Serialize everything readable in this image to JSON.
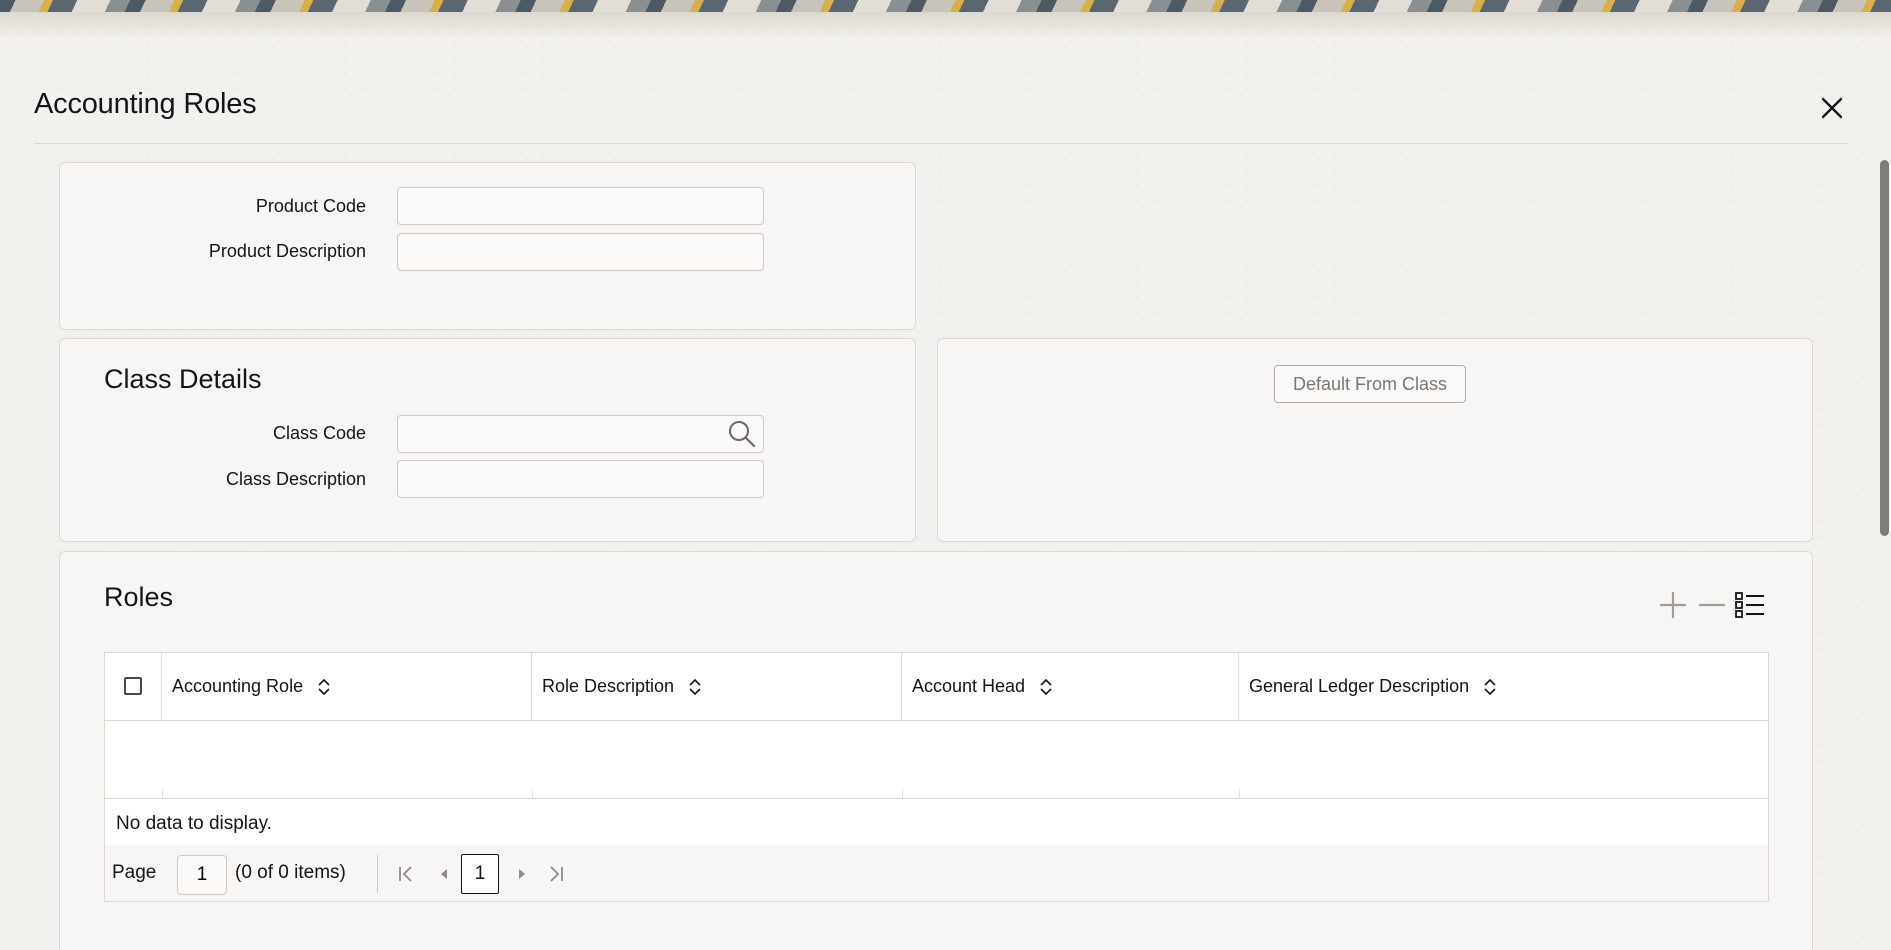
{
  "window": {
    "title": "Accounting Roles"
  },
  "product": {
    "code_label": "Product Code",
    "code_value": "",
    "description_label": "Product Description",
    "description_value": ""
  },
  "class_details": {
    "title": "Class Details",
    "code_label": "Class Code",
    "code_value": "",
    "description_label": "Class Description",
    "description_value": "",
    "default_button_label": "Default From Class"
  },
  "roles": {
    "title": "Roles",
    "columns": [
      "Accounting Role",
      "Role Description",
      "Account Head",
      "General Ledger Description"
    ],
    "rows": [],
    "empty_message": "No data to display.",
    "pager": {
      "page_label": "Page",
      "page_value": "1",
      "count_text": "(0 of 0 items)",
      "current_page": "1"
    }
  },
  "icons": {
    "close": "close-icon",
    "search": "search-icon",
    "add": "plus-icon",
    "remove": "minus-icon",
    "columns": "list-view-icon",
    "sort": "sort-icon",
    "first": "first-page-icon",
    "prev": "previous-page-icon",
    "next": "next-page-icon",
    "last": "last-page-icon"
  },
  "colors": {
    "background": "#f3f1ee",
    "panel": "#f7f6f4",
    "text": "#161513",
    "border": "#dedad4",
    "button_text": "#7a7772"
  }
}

*****

Repeat all of the data above word for word, minus the pictures.

TASK ANSWER:
Serialize everything readable in this image to JSON.
{
  "window": {
    "title": "Accounting Roles"
  },
  "product": {
    "code_label": "Product Code",
    "code_value": "",
    "description_label": "Product Description",
    "description_value": ""
  },
  "class_details": {
    "title": "Class Details",
    "code_label": "Class Code",
    "code_value": "",
    "description_label": "Class Description",
    "description_value": "",
    "default_button_label": "Default From Class"
  },
  "roles": {
    "title": "Roles",
    "columns": [
      "Accounting Role",
      "Role Description",
      "Account Head",
      "General Ledger Description"
    ],
    "rows": [],
    "empty_message": "No data to display.",
    "pager": {
      "page_label": "Page",
      "page_value": "1",
      "count_text": "(0 of 0 items)",
      "current_page": "1"
    }
  },
  "icons": {
    "close": "close-icon",
    "search": "search-icon",
    "add": "plus-icon",
    "remove": "minus-icon",
    "columns": "list-view-icon",
    "sort": "sort-icon",
    "first": "first-page-icon",
    "prev": "previous-page-icon",
    "next": "next-page-icon",
    "last": "last-page-icon"
  },
  "colors": {
    "background": "#f3f1ee",
    "panel": "#f7f6f4",
    "text": "#161513",
    "border": "#dedad4",
    "button_text": "#7a7772"
  }
}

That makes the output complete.